[Excerpt from a dataset]
- - - - -
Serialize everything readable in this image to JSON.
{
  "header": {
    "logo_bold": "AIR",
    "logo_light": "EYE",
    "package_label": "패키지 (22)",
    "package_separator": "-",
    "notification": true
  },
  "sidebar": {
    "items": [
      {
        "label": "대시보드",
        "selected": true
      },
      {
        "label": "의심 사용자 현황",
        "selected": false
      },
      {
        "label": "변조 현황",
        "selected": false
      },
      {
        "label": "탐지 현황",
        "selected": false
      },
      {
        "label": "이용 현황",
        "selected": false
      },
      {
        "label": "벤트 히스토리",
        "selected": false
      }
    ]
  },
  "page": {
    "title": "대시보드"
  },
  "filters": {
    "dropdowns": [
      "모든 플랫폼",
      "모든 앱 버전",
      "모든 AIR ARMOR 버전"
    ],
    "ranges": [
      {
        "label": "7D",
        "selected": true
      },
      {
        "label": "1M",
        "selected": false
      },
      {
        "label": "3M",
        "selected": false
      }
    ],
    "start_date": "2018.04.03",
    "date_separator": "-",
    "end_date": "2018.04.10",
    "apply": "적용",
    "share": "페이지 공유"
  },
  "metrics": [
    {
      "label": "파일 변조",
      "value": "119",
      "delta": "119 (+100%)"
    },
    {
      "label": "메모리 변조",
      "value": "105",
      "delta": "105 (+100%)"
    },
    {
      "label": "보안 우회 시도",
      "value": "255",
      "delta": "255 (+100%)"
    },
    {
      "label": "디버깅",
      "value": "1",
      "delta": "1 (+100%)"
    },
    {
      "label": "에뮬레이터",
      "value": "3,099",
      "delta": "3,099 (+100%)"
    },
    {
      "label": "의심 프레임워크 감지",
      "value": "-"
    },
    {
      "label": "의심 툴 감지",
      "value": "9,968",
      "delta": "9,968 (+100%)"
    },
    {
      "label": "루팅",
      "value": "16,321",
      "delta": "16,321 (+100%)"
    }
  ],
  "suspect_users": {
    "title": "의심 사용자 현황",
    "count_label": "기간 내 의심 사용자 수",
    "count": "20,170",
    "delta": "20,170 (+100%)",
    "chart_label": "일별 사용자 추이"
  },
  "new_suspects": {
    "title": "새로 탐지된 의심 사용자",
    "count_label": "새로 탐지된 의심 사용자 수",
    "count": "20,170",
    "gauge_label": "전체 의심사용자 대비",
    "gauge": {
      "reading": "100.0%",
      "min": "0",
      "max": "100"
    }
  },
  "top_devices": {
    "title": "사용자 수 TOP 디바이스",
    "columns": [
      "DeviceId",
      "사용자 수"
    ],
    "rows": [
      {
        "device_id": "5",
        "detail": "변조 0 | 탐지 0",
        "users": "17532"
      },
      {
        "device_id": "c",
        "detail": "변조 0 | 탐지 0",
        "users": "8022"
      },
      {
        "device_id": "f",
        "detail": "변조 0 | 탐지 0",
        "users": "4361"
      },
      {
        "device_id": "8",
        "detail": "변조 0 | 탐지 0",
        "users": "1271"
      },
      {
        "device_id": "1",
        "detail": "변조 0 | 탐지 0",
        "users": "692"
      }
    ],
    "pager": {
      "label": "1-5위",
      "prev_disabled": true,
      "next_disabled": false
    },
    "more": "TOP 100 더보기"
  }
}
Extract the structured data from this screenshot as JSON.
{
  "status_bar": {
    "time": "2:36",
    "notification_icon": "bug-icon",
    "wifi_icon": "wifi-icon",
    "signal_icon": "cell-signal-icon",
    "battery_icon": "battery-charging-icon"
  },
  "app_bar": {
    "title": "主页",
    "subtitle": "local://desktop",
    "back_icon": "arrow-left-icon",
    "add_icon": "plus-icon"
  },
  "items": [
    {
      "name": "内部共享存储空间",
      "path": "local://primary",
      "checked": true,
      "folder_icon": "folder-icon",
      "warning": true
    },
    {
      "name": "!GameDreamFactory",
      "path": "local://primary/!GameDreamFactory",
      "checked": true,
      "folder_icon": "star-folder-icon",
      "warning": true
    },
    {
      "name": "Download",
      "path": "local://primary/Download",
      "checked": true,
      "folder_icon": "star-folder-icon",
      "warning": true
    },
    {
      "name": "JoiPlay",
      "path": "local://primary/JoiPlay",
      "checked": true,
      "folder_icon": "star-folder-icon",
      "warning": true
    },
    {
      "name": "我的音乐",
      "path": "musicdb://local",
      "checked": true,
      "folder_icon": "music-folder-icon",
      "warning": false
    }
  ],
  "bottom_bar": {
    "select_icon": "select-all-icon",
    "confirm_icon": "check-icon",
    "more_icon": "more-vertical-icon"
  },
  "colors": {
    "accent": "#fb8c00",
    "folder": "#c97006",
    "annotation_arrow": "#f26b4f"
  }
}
- - - - -
From the records above, extract everything verbatim.

OUTPUT FOR THIS TASK =>
Serialize everything readable in this image to JSON.
{
  "header": {
    "logo_bold": "AIR",
    "logo_light": "EYE",
    "package_label": "패키지 (22)",
    "package_separator": "-",
    "notification": true
  },
  "sidebar": {
    "items": [
      {
        "label": "대시보드",
        "selected": true
      },
      {
        "label": "의심 사용자 현황",
        "selected": false
      },
      {
        "label": "변조 현황",
        "selected": false
      },
      {
        "label": "탐지 현황",
        "selected": false
      },
      {
        "label": "이용 현황",
        "selected": false
      },
      {
        "label": "벤트 히스토리",
        "selected": false
      }
    ]
  },
  "page": {
    "title": "대시보드"
  },
  "filters": {
    "dropdowns": [
      "모든 플랫폼",
      "모든 앱 버전",
      "모든 AIR ARMOR 버전"
    ],
    "ranges": [
      {
        "label": "7D",
        "selected": true
      },
      {
        "label": "1M",
        "selected": false
      },
      {
        "label": "3M",
        "selected": false
      }
    ],
    "start_date": "2018.04.03",
    "date_separator": "-",
    "end_date": "2018.04.10",
    "apply": "적용",
    "share": "페이지 공유"
  },
  "metrics": [
    {
      "label": "파일 변조",
      "value": "119",
      "delta": "119 (+100%)"
    },
    {
      "label": "메모리 변조",
      "value": "105",
      "delta": "105 (+100%)"
    },
    {
      "label": "보안 우회 시도",
      "value": "255",
      "delta": "255 (+100%)"
    },
    {
      "label": "디버깅",
      "value": "1",
      "delta": "1 (+100%)"
    },
    {
      "label": "에뮬레이터",
      "value": "3,099",
      "delta": "3,099 (+100%)"
    },
    {
      "label": "의심 프레임워크 감지",
      "value": "-"
    },
    {
      "label": "의심 툴 감지",
      "value": "9,968",
      "delta": "9,968 (+100%)"
    },
    {
      "label": "루팅",
      "value": "16,321",
      "delta": "16,321 (+100%)"
    }
  ],
  "suspect_users": {
    "title": "의심 사용자 현황",
    "count_label": "기간 내 의심 사용자 수",
    "count": "20,170",
    "delta": "20,170 (+100%)",
    "chart_label": "일별 사용자 추이"
  },
  "new_suspects": {
    "title": "새로 탐지된 의심 사용자",
    "count_label": "새로 탐지된 의심 사용자 수",
    "count": "20,170",
    "gauge_label": "전체 의심사용자 대비",
    "gauge": {
      "reading": "100.0%",
      "min": "0",
      "max": "100"
    }
  },
  "top_devices": {
    "title": "사용자 수 TOP 디바이스",
    "columns": [
      "DeviceId",
      "사용자 수"
    ],
    "rows": [
      {
        "device_id": "5",
        "detail": "변조 0 | 탐지 0",
        "users": "17532"
      },
      {
        "device_id": "c",
        "detail": "변조 0 | 탐지 0",
        "users": "8022"
      },
      {
        "device_id": "f",
        "detail": "변조 0 | 탐지 0",
        "users": "4361"
      },
      {
        "device_id": "8",
        "detail": "변조 0 | 탐지 0",
        "users": "1271"
      },
      {
        "device_id": "1",
        "detail": "변조 0 | 탐지 0",
        "users": "692"
      }
    ],
    "pager": {
      "label": "1-5위",
      "prev_disabled": true,
      "next_disabled": false
    },
    "more": "TOP 100 더보기"
  }
}
Extract the structured data from this screenshot as JSON.
{
  "status_bar": {
    "time": "2:36",
    "notification_icon": "bug-icon",
    "wifi_icon": "wifi-icon",
    "signal_icon": "cell-signal-icon",
    "battery_icon": "battery-charging-icon"
  },
  "app_bar": {
    "title": "主页",
    "subtitle": "local://desktop",
    "back_icon": "arrow-left-icon",
    "add_icon": "plus-icon"
  },
  "items": [
    {
      "name": "内部共享存储空间",
      "path": "local://primary",
      "checked": true,
      "folder_icon": "folder-icon",
      "warning": true
    },
    {
      "name": "!GameDreamFactory",
      "path": "local://primary/!GameDreamFactory",
      "checked": true,
      "folder_icon": "star-folder-icon",
      "warning": true
    },
    {
      "name": "Download",
      "path": "local://primary/Download",
      "checked": true,
      "folder_icon": "star-folder-icon",
      "warning": true
    },
    {
      "name": "JoiPlay",
      "path": "local://primary/JoiPlay",
      "checked": true,
      "folder_icon": "star-folder-icon",
      "warning": true
    },
    {
      "name": "我的音乐",
      "path": "musicdb://local",
      "checked": true,
      "folder_icon": "music-folder-icon",
      "warning": false
    }
  ],
  "bottom_bar": {
    "select_icon": "select-all-icon",
    "confirm_icon": "check-icon",
    "more_icon": "more-vertical-icon"
  },
  "colors": {
    "accent": "#fb8c00",
    "folder": "#c97006",
    "annotation_arrow": "#f26b4f"
  }
}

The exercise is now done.